- Exercise directions -
From the entries below, pull out every line that contains the string "process" and copy those lines. Match case exactly.

- Excerpted records -
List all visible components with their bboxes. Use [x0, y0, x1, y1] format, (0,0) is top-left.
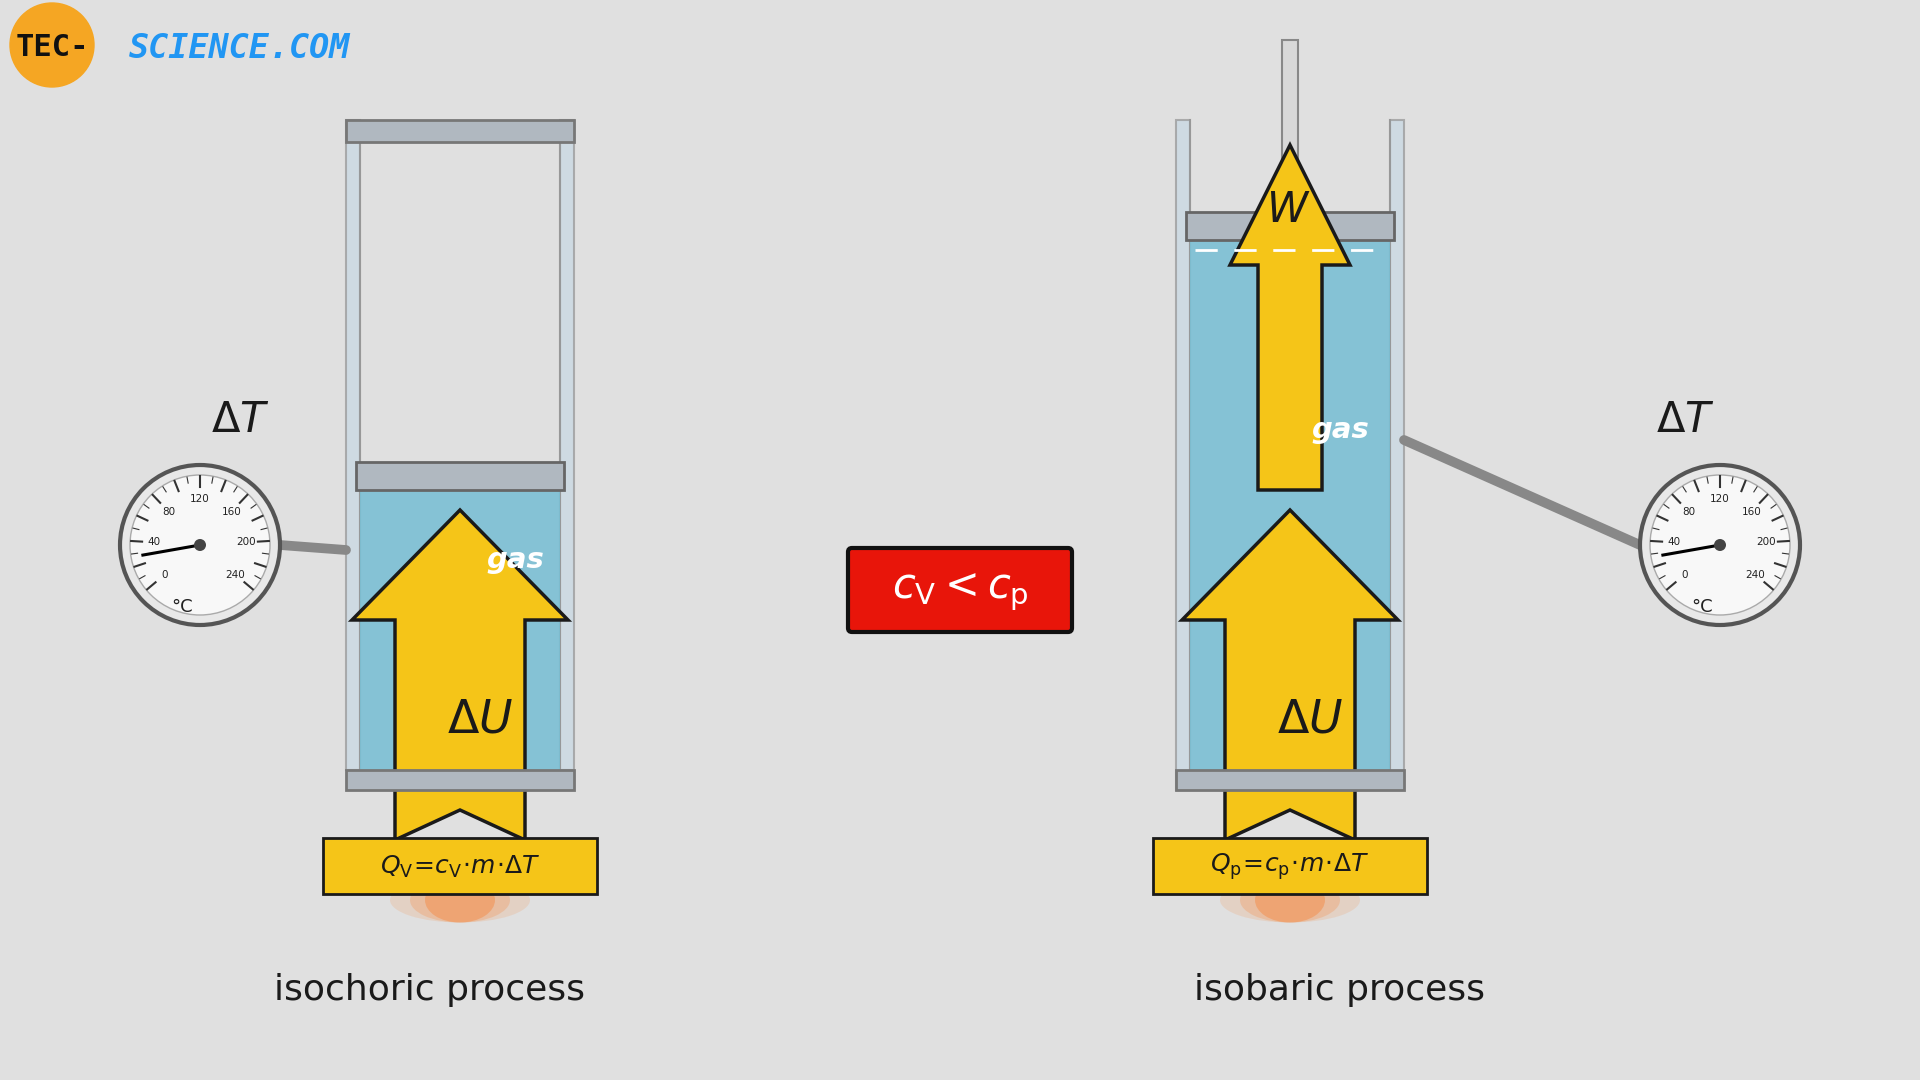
Ellipse shape	[1256, 877, 1325, 922]
Text: °C: °C	[1692, 598, 1713, 616]
Circle shape	[119, 465, 280, 625]
Bar	[1283, 40, 1298, 212]
Text: TEC-: TEC-	[15, 33, 88, 63]
Text: 80: 80	[161, 507, 175, 516]
Text: °C: °C	[171, 598, 192, 616]
Text: 200: 200	[236, 538, 255, 548]
Text: 0: 0	[161, 569, 169, 580]
Bar	[1187, 212, 1394, 240]
Text: 40: 40	[1667, 538, 1680, 548]
Text: 160: 160	[221, 507, 242, 516]
Bar	[346, 120, 574, 141]
Text: isochoric process: isochoric process	[275, 973, 586, 1007]
Bar	[346, 770, 574, 789]
Text: 120: 120	[1711, 494, 1730, 504]
Bar	[1190, 240, 1390, 770]
Bar	[561, 120, 574, 770]
Ellipse shape	[1219, 877, 1359, 922]
Text: $Q_\mathrm{p}\!=\!c_\mathrm{p}\!\cdot\!m\!\cdot\!\Delta T$: $Q_\mathrm{p}\!=\!c_\mathrm{p}\!\cdot\!m…	[1210, 852, 1369, 882]
Text: $\Delta U$: $\Delta U$	[447, 698, 513, 743]
Text: 240: 240	[1745, 569, 1764, 580]
Bar	[1175, 120, 1190, 789]
Circle shape	[1715, 539, 1726, 551]
Circle shape	[1649, 475, 1789, 615]
Bar	[1175, 770, 1404, 789]
Text: $\Delta T$: $\Delta T$	[211, 399, 269, 441]
Text: gas: gas	[1311, 416, 1369, 444]
Text: 0: 0	[1682, 569, 1688, 580]
Text: $\Delta T$: $\Delta T$	[1655, 399, 1715, 441]
FancyBboxPatch shape	[323, 838, 597, 894]
FancyBboxPatch shape	[1154, 838, 1427, 894]
Text: 200: 200	[1757, 538, 1776, 548]
Text: 120: 120	[190, 494, 209, 504]
Circle shape	[10, 3, 94, 87]
Text: 240: 240	[225, 569, 246, 580]
Polygon shape	[1183, 510, 1398, 840]
Text: isobaric process: isobaric process	[1194, 973, 1486, 1007]
Circle shape	[1640, 465, 1801, 625]
Text: $W$: $W$	[1265, 189, 1309, 231]
Ellipse shape	[411, 877, 511, 922]
FancyBboxPatch shape	[849, 548, 1071, 632]
Bar	[1390, 120, 1404, 789]
Text: 40: 40	[148, 538, 161, 548]
Circle shape	[131, 475, 271, 615]
Bar	[355, 462, 564, 490]
Text: SCIENCE.COM: SCIENCE.COM	[129, 31, 351, 65]
Text: gas: gas	[486, 546, 543, 573]
Circle shape	[194, 539, 205, 551]
Text: $\Delta U$: $\Delta U$	[1277, 698, 1344, 743]
Bar	[346, 120, 361, 770]
Polygon shape	[351, 510, 568, 840]
Text: $c_\mathrm{V} < c_\mathrm{p}$: $c_\mathrm{V} < c_\mathrm{p}$	[891, 571, 1029, 613]
Ellipse shape	[1240, 877, 1340, 922]
Bar	[361, 490, 561, 770]
Text: 160: 160	[1741, 507, 1761, 516]
Text: 80: 80	[1682, 507, 1695, 516]
Ellipse shape	[390, 877, 530, 922]
Polygon shape	[1231, 145, 1350, 490]
Text: $Q_\mathrm{V}\!=\!c_\mathrm{V}\!\cdot\!m\!\cdot\!\Delta T$: $Q_\mathrm{V}\!=\!c_\mathrm{V}\!\cdot\!m…	[380, 854, 540, 880]
Ellipse shape	[424, 877, 495, 922]
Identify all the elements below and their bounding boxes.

- Correct answer -
Text: isochoric process: isochoric process	[275, 973, 586, 1007]
Text: isobaric process: isobaric process	[1194, 973, 1486, 1007]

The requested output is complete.